### [REQUIRED TASK]
Search the material for the string "value", then return every line where it is found.
☆ ☆ ☆ ☆ ☆
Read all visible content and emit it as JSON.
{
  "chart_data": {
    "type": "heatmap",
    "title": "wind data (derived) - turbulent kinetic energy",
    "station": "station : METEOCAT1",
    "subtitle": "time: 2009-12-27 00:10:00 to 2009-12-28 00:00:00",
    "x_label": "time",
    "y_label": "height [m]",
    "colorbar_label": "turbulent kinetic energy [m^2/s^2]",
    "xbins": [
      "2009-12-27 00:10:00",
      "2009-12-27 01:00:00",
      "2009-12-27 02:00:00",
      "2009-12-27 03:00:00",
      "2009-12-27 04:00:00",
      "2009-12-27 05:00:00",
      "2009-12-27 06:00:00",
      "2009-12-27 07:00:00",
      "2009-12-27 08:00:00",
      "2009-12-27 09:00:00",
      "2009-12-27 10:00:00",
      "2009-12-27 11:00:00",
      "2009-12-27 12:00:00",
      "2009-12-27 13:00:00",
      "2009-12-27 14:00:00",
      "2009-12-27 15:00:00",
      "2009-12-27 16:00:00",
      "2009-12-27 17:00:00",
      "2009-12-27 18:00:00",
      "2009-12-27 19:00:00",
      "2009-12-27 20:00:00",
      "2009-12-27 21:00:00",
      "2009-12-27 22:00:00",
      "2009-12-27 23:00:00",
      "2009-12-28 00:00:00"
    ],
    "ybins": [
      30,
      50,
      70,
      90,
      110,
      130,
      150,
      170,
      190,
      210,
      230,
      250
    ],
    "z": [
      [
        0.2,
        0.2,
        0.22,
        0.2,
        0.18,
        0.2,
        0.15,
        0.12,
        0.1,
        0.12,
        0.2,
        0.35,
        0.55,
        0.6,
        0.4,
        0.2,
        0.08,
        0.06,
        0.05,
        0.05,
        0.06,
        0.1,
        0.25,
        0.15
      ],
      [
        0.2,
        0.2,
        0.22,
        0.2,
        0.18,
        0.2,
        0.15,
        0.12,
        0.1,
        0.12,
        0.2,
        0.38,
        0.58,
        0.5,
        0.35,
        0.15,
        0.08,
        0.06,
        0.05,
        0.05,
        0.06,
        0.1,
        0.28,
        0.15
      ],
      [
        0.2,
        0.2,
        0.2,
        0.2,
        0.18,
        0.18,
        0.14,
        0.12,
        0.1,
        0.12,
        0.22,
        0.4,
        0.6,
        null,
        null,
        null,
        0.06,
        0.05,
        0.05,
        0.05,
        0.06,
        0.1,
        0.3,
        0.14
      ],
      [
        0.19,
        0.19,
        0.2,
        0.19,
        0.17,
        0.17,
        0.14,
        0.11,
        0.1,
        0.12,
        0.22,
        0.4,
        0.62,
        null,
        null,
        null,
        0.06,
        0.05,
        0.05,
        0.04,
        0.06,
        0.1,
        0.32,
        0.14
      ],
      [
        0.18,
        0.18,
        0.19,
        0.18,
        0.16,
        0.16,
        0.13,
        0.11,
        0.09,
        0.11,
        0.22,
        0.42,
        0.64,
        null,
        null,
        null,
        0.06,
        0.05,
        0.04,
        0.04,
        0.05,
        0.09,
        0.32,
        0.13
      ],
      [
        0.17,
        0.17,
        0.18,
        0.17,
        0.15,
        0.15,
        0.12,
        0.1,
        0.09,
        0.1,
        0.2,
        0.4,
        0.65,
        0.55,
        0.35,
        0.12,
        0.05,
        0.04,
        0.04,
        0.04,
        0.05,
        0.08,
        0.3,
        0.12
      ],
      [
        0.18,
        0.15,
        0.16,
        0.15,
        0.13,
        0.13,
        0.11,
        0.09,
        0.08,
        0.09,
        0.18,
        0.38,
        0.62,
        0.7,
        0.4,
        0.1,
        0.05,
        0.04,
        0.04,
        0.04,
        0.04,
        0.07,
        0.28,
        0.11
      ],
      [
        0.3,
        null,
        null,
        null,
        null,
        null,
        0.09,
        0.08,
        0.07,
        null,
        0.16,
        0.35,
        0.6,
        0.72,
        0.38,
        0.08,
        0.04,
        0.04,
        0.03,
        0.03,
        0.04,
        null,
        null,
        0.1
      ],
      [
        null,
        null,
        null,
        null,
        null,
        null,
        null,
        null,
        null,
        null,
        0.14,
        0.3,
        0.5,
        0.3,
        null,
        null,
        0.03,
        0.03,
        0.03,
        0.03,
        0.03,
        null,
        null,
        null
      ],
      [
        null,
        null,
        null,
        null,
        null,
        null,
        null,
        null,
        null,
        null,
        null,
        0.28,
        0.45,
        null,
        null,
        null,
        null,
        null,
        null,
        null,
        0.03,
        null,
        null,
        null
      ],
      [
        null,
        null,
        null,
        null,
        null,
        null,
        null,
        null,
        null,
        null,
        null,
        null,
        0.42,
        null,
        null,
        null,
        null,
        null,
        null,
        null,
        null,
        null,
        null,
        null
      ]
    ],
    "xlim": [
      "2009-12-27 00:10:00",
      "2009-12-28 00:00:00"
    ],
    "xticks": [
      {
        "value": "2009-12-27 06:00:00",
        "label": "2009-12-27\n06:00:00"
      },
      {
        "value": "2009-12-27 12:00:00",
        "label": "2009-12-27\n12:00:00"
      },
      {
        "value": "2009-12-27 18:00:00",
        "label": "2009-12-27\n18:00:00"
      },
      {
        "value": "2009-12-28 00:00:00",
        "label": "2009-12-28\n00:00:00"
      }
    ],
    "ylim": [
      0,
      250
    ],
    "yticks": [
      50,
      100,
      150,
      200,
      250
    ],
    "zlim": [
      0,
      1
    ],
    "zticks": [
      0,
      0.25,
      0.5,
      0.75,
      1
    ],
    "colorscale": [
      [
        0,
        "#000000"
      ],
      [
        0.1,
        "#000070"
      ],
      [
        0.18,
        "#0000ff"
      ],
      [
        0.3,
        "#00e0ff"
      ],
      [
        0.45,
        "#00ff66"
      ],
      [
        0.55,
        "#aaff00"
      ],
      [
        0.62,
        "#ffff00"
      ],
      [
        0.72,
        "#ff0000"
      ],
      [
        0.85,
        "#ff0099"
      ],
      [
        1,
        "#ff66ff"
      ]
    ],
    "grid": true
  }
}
☆ ☆ ☆ ☆ ☆
### [RIGHT ANSWER]
        "value": "2009-12-27 06:00:00",
        "value": "2009-12-27 12:00:00",
        "value": "2009-12-27 18:00:00",
        "value": "2009-12-28 00:00:00",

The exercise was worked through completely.